#### WHAT IS EXPECTED:
Can you transcribe every line exactly and leave the pictures behind?

#### DATA:
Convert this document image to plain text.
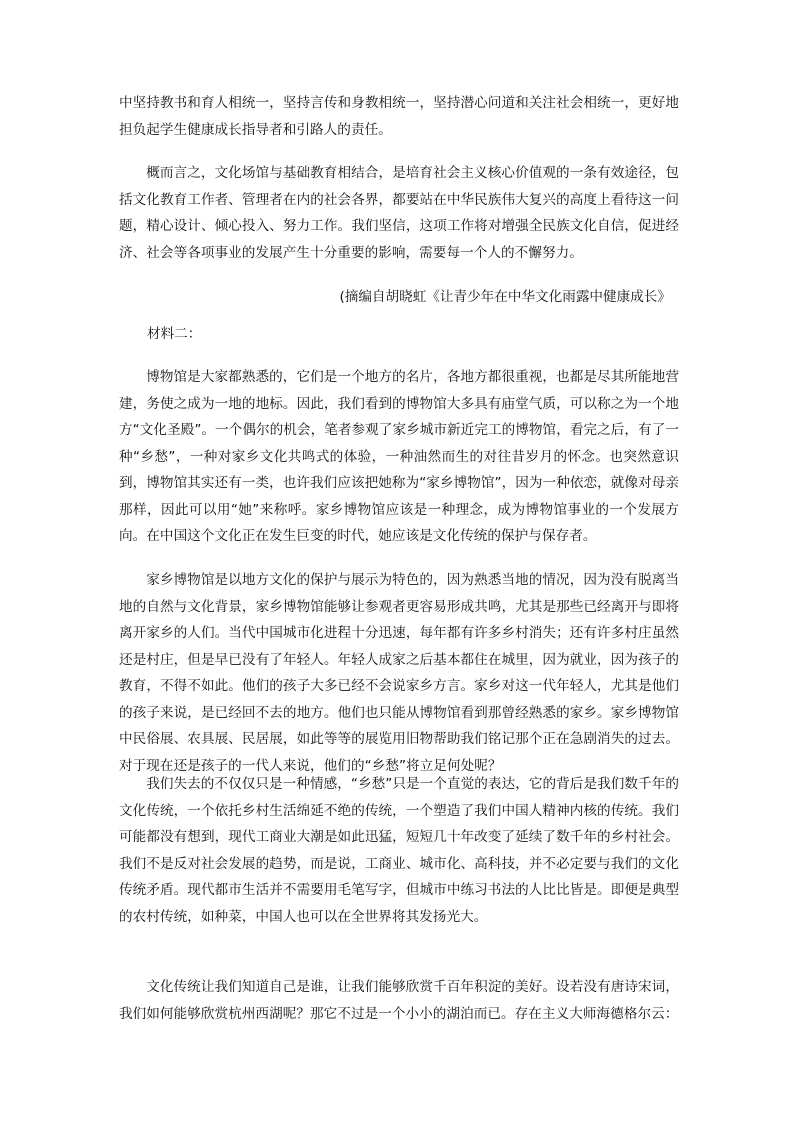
中坚持教书和育人相统一，坚持言传和身教相统一，坚持潜心问道和关注社会相统一，更好地担负起学生健康成长指导者和引路人的责任。

概而言之，文化场馆与基础教育相结合，是培育社会主义核心价值观的一条有效途径，包括文化教育工作者、管理者在内的社会各界，都要站在中华民族伟大复兴的高度上看待这一问题，精心设计、倾心投入、努力工作。我们坚信，这项工作将对增强全民族文化自信，促进经济、社会等各项事业的发展产生十分重要的影响，需要每一个人的不懈努力。

(摘编自胡晓虹《让青少年在中华文化雨露中健康成长》
材料二：

博物馆是大家都熟悉的，它们是一个地方的名片，各地方都很重视，也都是尽其所能地营建，务使之成为一地的地标。因此，我们看到的博物馆大多具有庙堂气质，可以称之为一个地方“文化圣殿”。一个偶尔的机会，笔者参观了家乡城市新近完工的博物馆，看完之后，有了一种“乡愁”，一种对家乡文化共鸣式的体验，一种油然而生的对往昔岁月的怀念。也突然意识到，博物馆其实还有一类，也许我们应该把她称为“家乡博物馆”，因为一种依恋，就像对母亲那样，因此可以用“她”来称呼。家乡博物馆应该是一种理念，成为博物馆事业的一个发展方向。在中国这个文化正在发生巨变的时代，她应该是文化传统的保护与保存者。

家乡博物馆是以地方文化的保护与展示为特色的，因为熟悉当地的情况，因为没有脱离当地的自然与文化背景，家乡博物馆能够让参观者更容易形成共鸣，尤其是那些已经离开与即将离开家乡的人们。当代中国城市化进程十分迅速，每年都有许多乡村消失；还有许多村庄虽然还是村庄，但是早已没有了年轻人。年轻人成家之后基本都住在城里，因为就业，因为孩子的教育，不得不如此。他们的孩子大多已经不会说家乡方言。家乡对这一代年轻人，尤其是他们的孩子来说，是已经回不去的地方。他们也只能从博物馆看到那曾经熟悉的家乡。家乡博物馆中民俗展、农具展、民居展，如此等等的展览用旧物帮助我们铭记那个正在急剧消失的过去。对于现在还是孩子的一代人来说，他们的“乡愁”将立足何处呢？

我们失去的不仅仅只是一种情感，“乡愁”只是一个直觉的表达，它的背后是我们数千年的文化传统，一个依托乡村生活绵延不绝的传统，一个塑造了我们中国人精神内核的传统。我们可能都没有想到，现代工商业大潮是如此迅猛，短短几十年改变了延续了数千年的乡村社会。我们不是反对社会发展的趋势，而是说，工商业、城市化、高科技，并不必定要与我们的文化传统矛盾。现代都市生活并不需要用毛笔写字，但城市中练习书法的人比比皆是。即便是典型的农村传统，如种菜，中国人也可以在全世界将其发扬光大。

文化传统让我们知道自己是谁，让我们能够欣赏千百年积淀的美好。设若没有唐诗宋词，我们如何能够欣赏杭州西湖呢？那它不过是一个小小的湖泊而已。存在主义大师海德格尔云：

#### REPLY TO THE TASK:
Convert this document image to plain text.
中坚持教书和育人相统一，坚持言传和身教相统一，坚持潜心问道和关注社会相统一，更好地担负起学生健康成长指导者和引路人的责任。

概而言之，文化场馆与基础教育相结合，是培育社会主义核心价值观的一条有效途径，包括文化教育工作者、管理者在内的社会各界，都要站在中华民族伟大复兴的高度上看待这一问题，精心设计、倾心投入、努力工作。我们坚信，这项工作将对增强全民族文化自信，促进经济、社会等各项事业的发展产生十分重要的影响，需要每一个人的不懈努力。

(摘编自胡晓虹《让青少年在中华文化雨露中健康成长》
材料二：

博物馆是大家都熟悉的，它们是一个地方的名片，各地方都很重视，也都是尽其所能地营建，务使之成为一地的地标。因此，我们看到的博物馆大多具有庙堂气质，可以称之为一个地方“文化圣殿”。一个偶尔的机会，笔者参观了家乡城市新近完工的博物馆，看完之后，有了一种“乡愁”，一种对家乡文化共鸣式的体验，一种油然而生的对往昔岁月的怀念。也突然意识到，博物馆其实还有一类，也许我们应该把她称为“家乡博物馆”，因为一种依恋，就像对母亲那样，因此可以用“她”来称呼。家乡博物馆应该是一种理念，成为博物馆事业的一个发展方向。在中国这个文化正在发生巨变的时代，她应该是文化传统的保护与保存者。

家乡博物馆是以地方文化的保护与展示为特色的，因为熟悉当地的情况，因为没有脱离当地的自然与文化背景，家乡博物馆能够让参观者更容易形成共鸣，尤其是那些已经离开与即将离开家乡的人们。当代中国城市化进程十分迅速，每年都有许多乡村消失；还有许多村庄虽然还是村庄，但是早已没有了年轻人。年轻人成家之后基本都住在城里，因为就业，因为孩子的教育，不得不如此。他们的孩子大多已经不会说家乡方言。家乡对这一代年轻人，尤其是他们的孩子来说，是已经回不去的地方。他们也只能从博物馆看到那曾经熟悉的家乡。家乡博物馆中民俗展、农具展、民居展，如此等等的展览用旧物帮助我们铭记那个正在急剧消失的过去。对于现在还是孩子的一代人来说，他们的“乡愁”将立足何处呢？

我们失去的不仅仅只是一种情感，“乡愁”只是一个直觉的表达，它的背后是我们数千年的文化传统，一个依托乡村生活绵延不绝的传统，一个塑造了我们中国人精神内核的传统。我们可能都没有想到，现代工商业大潮是如此迅猛，短短几十年改变了延续了数千年的乡村社会。我们不是反对社会发展的趋势，而是说，工商业、城市化、高科技，并不必定要与我们的文化传统矛盾。现代都市生活并不需要用毛笔写字，但城市中练习书法的人比比皆是。即便是典型的农村传统，如种菜，中国人也可以在全世界将其发扬光大。

文化传统让我们知道自己是谁，让我们能够欣赏千百年积淀的美好。设若没有唐诗宋词，我们如何能够欣赏杭州西湖呢？那它不过是一个小小的湖泊而已。存在主义大师海德格尔云：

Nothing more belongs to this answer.